» Collection entries:
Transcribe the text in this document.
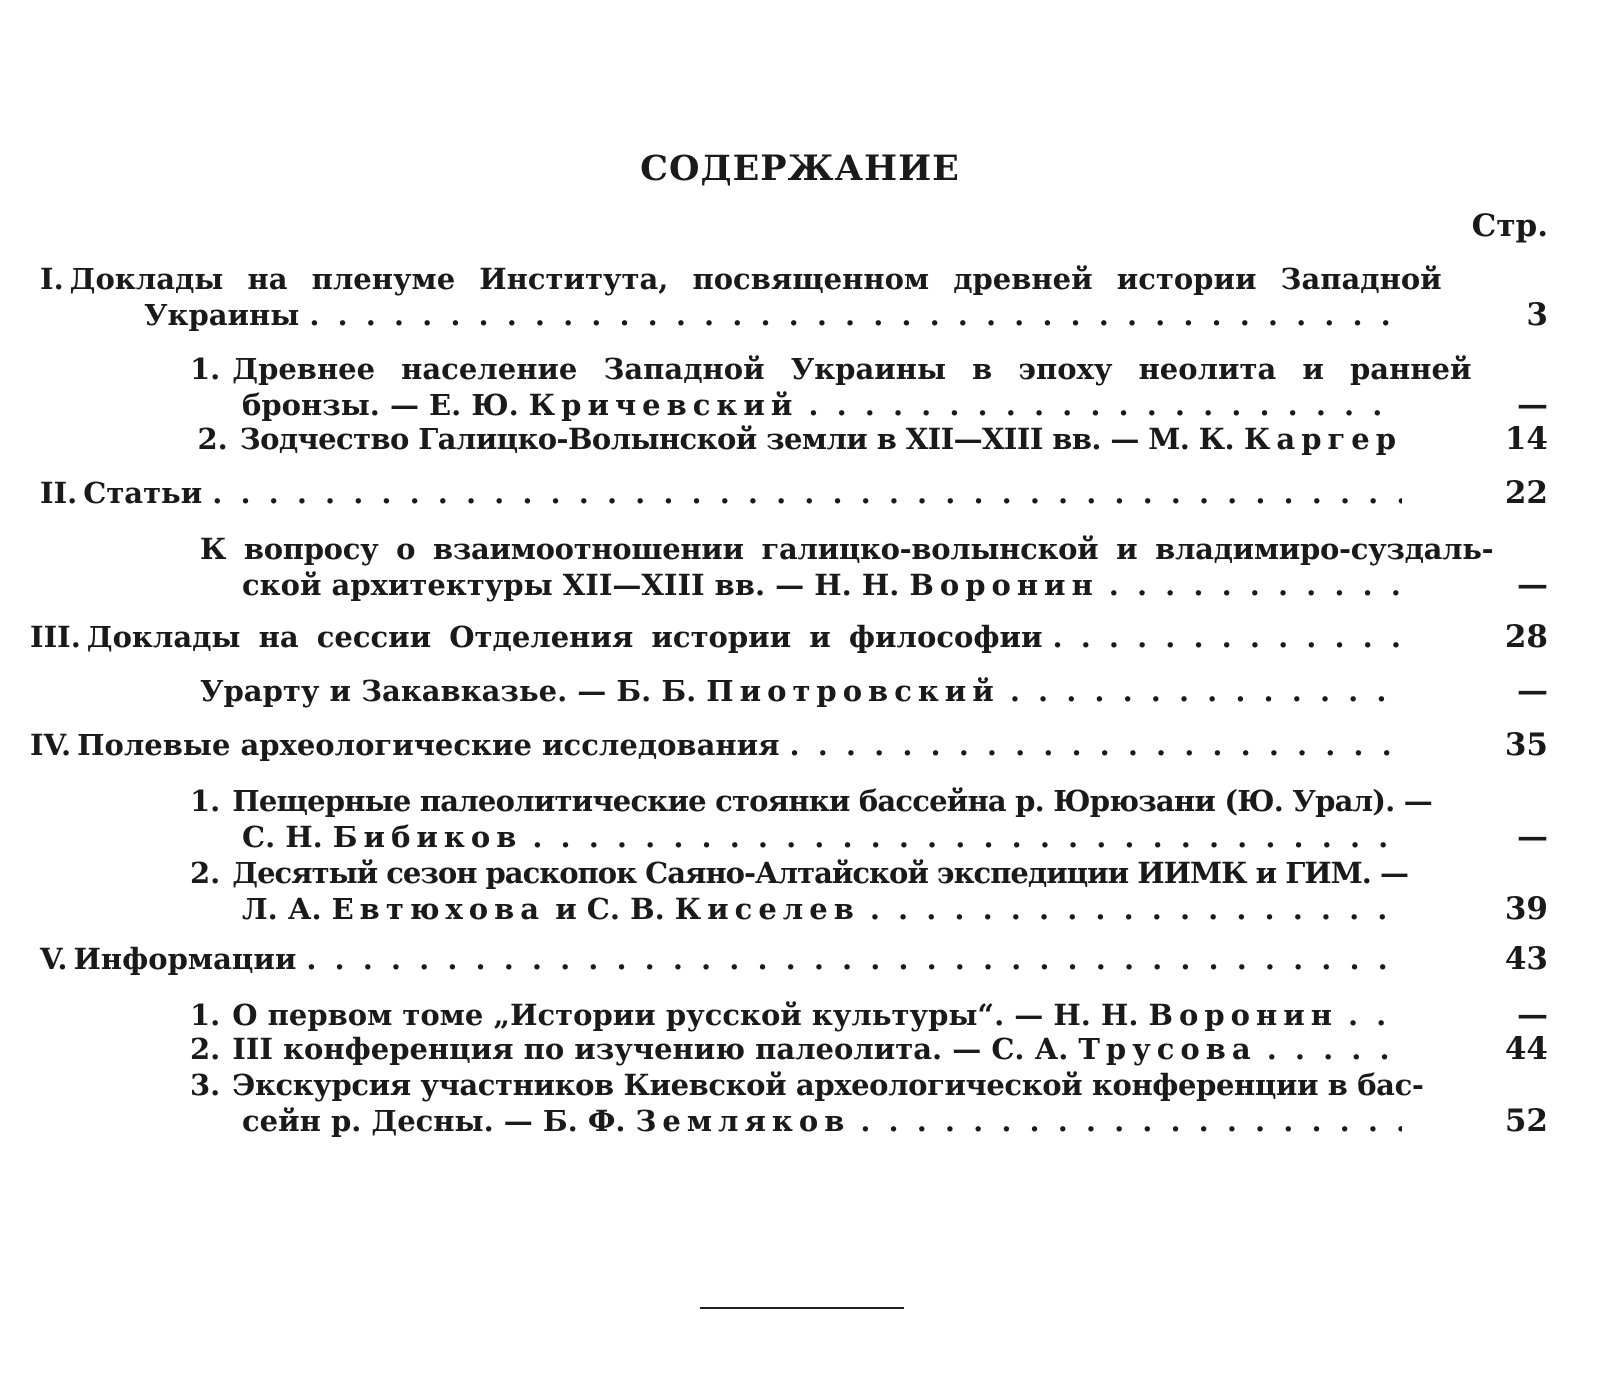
СОДЕРЖАНИЕ
Стр.
I. Доклады на пленуме Института, посвященном древней истории Западной
Украины . . .	3
1. Древнее население Западной Украины в эпоху неолита и ранней
бронзы. — Е. Ю. Кричевский . . .	—
2. Зодчество Галицко-Волынской земли в XII—XIII вв. — М. К. Каргер	14
II. Статьи . . .	22
К вопросу о взаимоотношении галицко-волынской и владимиро-суздаль-
ской архитектуры XII—XIII вв. — Н. Н. Воронин . . .	—
III. Доклады на сессии Отделения истории и философии . . .	28
Урарту и Закавказье. — Б. Б. Пиотровский . . .	—
IV. Полевые археологические исследования . . .	35
1. Пещерные палеолитические стоянки бассейна р. Юрюзани (Ю. Урал). —
С. Н. Бибиков . . .	—
2. Десятый сезон раскопок Саяно-Алтайской экспедиции ИИМК и ГИМ. —
Л. А. Евтюхова и С. В. Киселев . . .	39
V. Информации . . .	43
1. О первом томе „Истории русской культуры“. — Н. Н. Воронин . . .	—
2. III конференция по изучению палеолита. — С. А. Трусова . . .	44
3. Экскурсия участников Киевской археологической конференции в бас-
сейн р. Десны. — Б. Ф. Земляков . . .	52
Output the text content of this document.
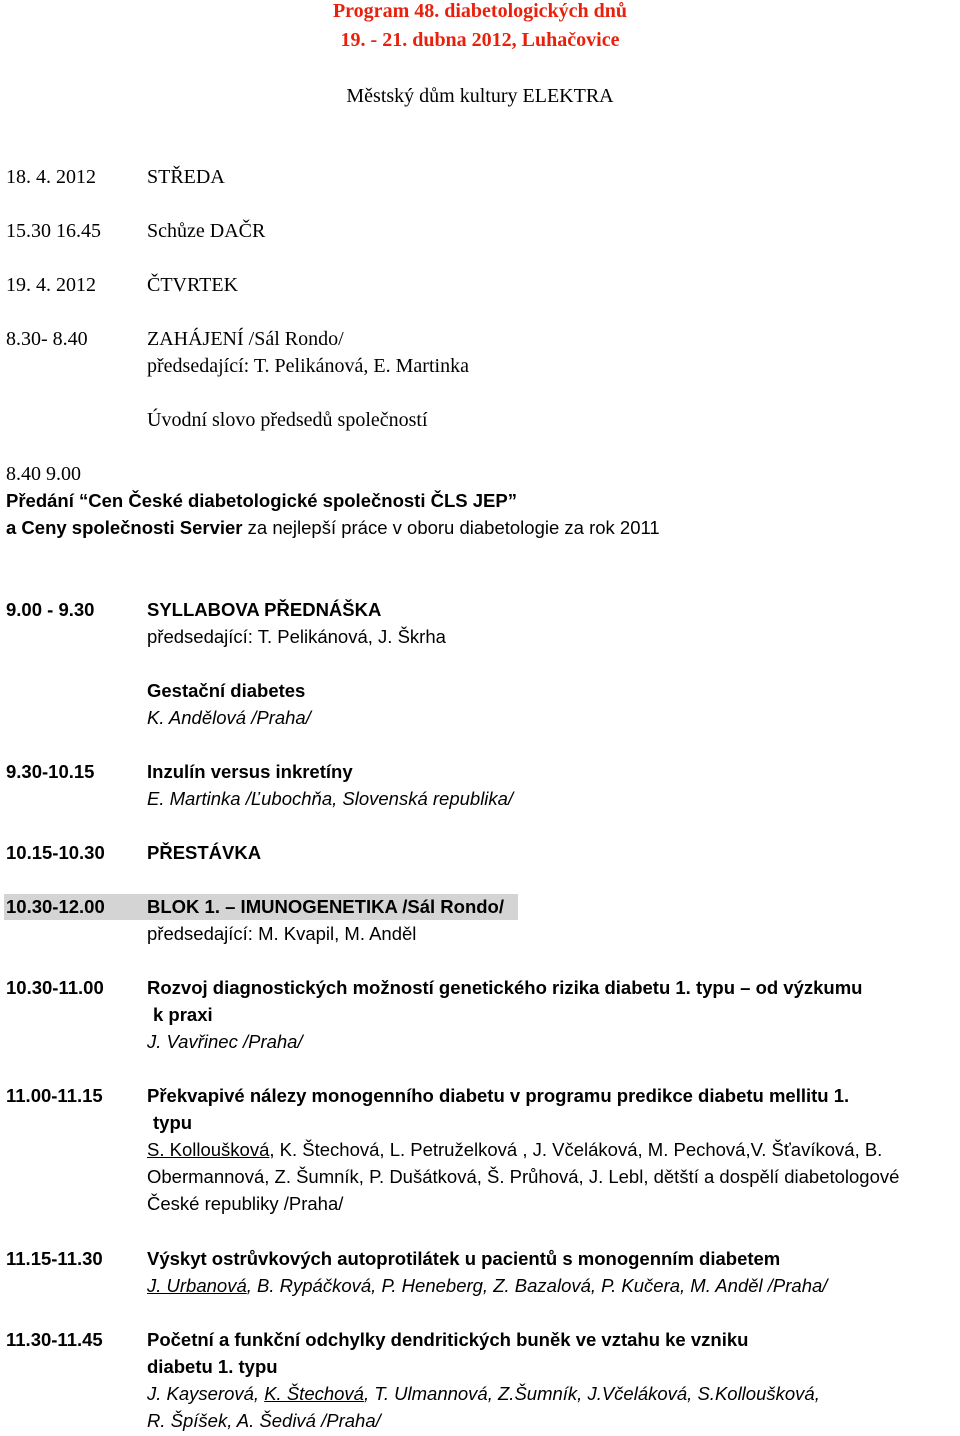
Program 48. diabetologických dnů
19. - 21. dubna 2012, Luhačovice
Městský dům kultury ELEKTRA
18. 4. 2012	STŘEDA
15.30 16.45 Schůze DAČR
19. 4. 2012	ČTVRTEK
8.30- 8.40	ZAHÁJENÍ /Sál Rondo/
předsedající: T. Pelikánová, E. Martinka
Úvodní slovo předsedů společností
8.40 9.00
Předání “Cen České diabetologické společnosti ČLS JEP”
a Ceny společnosti Servier za nejlepší práce v oboru diabetologie za rok 2011
9.00 - 9.30	SYLLABOVA PŘEDNÁŠKA
předsedající: T. Pelikánová, J. Škrha
Gestační diabetes
K. Andělová /Praha/
9.30-10.15	Inzulín versus inkretíny
E. Martinka /Ľubochňa, Slovenská republika/
10.15-10.30 PŘESTÁVKA
10.30-12.00 BLOK 1. – IMUNOGENETIKA /Sál Rondo/
předsedající: M. Kvapil, M. Anděl
10.30-11.00 Rozvoj diagnostických možností genetického rizika diabetu 1. typu – od výzkumu
k praxi
J. Vavřinec /Praha/
11.00-11.15 Překvapivé nálezy monogenního diabetu v programu predikce diabetu mellitu 1.
typu
S. Kolloušková, K. Štechová, L. Petruželková , J. Včeláková, M. Pechová,V. Šťavíková, B.
Obermannová, Z. Šumník, P. Dušátková, Š. Průhová, J. Lebl, dětští a dospělí diabetologové
České republiky /Praha/
11.15-11.30 Výskyt ostrůvkových autoprotilátek u pacientů s monogenním diabetem
J. Urbanová, B. Rypáčková, P. Heneberg, Z. Bazalová, P. Kučera, M. Anděl /Praha/
11.30-11.45 Početní a funkční odchylky dendritických buněk ve vztahu ke vzniku
diabetu 1. typu
J. Kayserová, K. Štechová, T. Ulmannová, Z.Šumník, J.Včeláková, S.Kolloušková,
R. Špíšek, A. Šedivá /Praha/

» WORK INSTRUCTIONS:
Quote all the lines above exactly as given. Do not include the pictures.

» SOLUTION TO THIS TASK:
Transcribe the text in this document.
СОДЕРЖАНИЕ
Стр.
I. Доклады на пленуме Института, посвященном древней истории Западной
Украины . . .	3
1. Древнее население Западной Украины в эпоху неолита и ранней
бронзы. — Е. Ю. Кричевский . . .	—
2. Зодчество Галицко-Волынской земли в XII—XIII вв. — М. К. Каргер	14
II. Статьи . . .	22
К вопросу о взаимоотношении галицко-волынской и владимиро-суздаль-
ской архитектуры XII—XIII вв. — Н. Н. Воронин . . .	—
III. Доклады на сессии Отделения истории и философии . . .	28
Урарту и Закавказье. — Б. Б. Пиотровский . . .	—
IV. Полевые археологические исследования . . .	35
1. Пещерные палеолитические стоянки бассейна р. Юрюзани (Ю. Урал). —
С. Н. Бибиков . . .	—
2. Десятый сезон раскопок Саяно-Алтайской экспедиции ИИМК и ГИМ. —
Л. А. Евтюхова и С. В. Киселев . . .	39
V. Информации . . .	43
1. О первом томе „Истории русской культуры“. — Н. Н. Воронин . . .	—
2. III конференция по изучению палеолита. — С. А. Трусова . . .	44
3. Экскурсия участников Киевской археологической конференции в бас-
сейн р. Десны. — Б. Ф. Земляков . . .	52
Output the text content of this document.
Program 48. diabetologických dnů
19. - 21. dubna 2012, Luhačovice
Městský dům kultury ELEKTRA
18. 4. 2012	STŘEDA
15.30 16.45 Schůze DAČR
19. 4. 2012	ČTVRTEK
8.30- 8.40	ZAHÁJENÍ /Sál Rondo/
předsedající: T. Pelikánová, E. Martinka
Úvodní slovo předsedů společností
8.40 9.00
Předání “Cen České diabetologické společnosti ČLS JEP”
a Ceny společnosti Servier za nejlepší práce v oboru diabetologie za rok 2011
9.00 - 9.30	SYLLABOVA PŘEDNÁŠKA
předsedající: T. Pelikánová, J. Škrha
Gestační diabetes
K. Andělová /Praha/
9.30-10.15	Inzulín versus inkretíny
E. Martinka /Ľubochňa, Slovenská republika/
10.15-10.30 PŘESTÁVKA
10.30-12.00 BLOK 1. – IMUNOGENETIKA /Sál Rondo/
předsedající: M. Kvapil, M. Anděl
10.30-11.00 Rozvoj diagnostických možností genetického rizika diabetu 1. typu – od výzkumu
k praxi
J. Vavřinec /Praha/
11.00-11.15 Překvapivé nálezy monogenního diabetu v programu predikce diabetu mellitu 1.
typu
S. Kolloušková, K. Štechová, L. Petruželková , J. Včeláková, M. Pechová,V. Šťavíková, B.
Obermannová, Z. Šumník, P. Dušátková, Š. Průhová, J. Lebl, dětští a dospělí diabetologové
České republiky /Praha/
11.15-11.30 Výskyt ostrůvkových autoprotilátek u pacientů s monogenním diabetem
J. Urbanová, B. Rypáčková, P. Heneberg, Z. Bazalová, P. Kučera, M. Anděl /Praha/
11.30-11.45 Početní a funkční odchylky dendritických buněk ve vztahu ke vzniku
diabetu 1. typu
J. Kayserová, K. Štechová, T. Ulmannová, Z.Šumník, J.Včeláková, S.Kolloušková,
R. Špíšek, A. Šedivá /Praha/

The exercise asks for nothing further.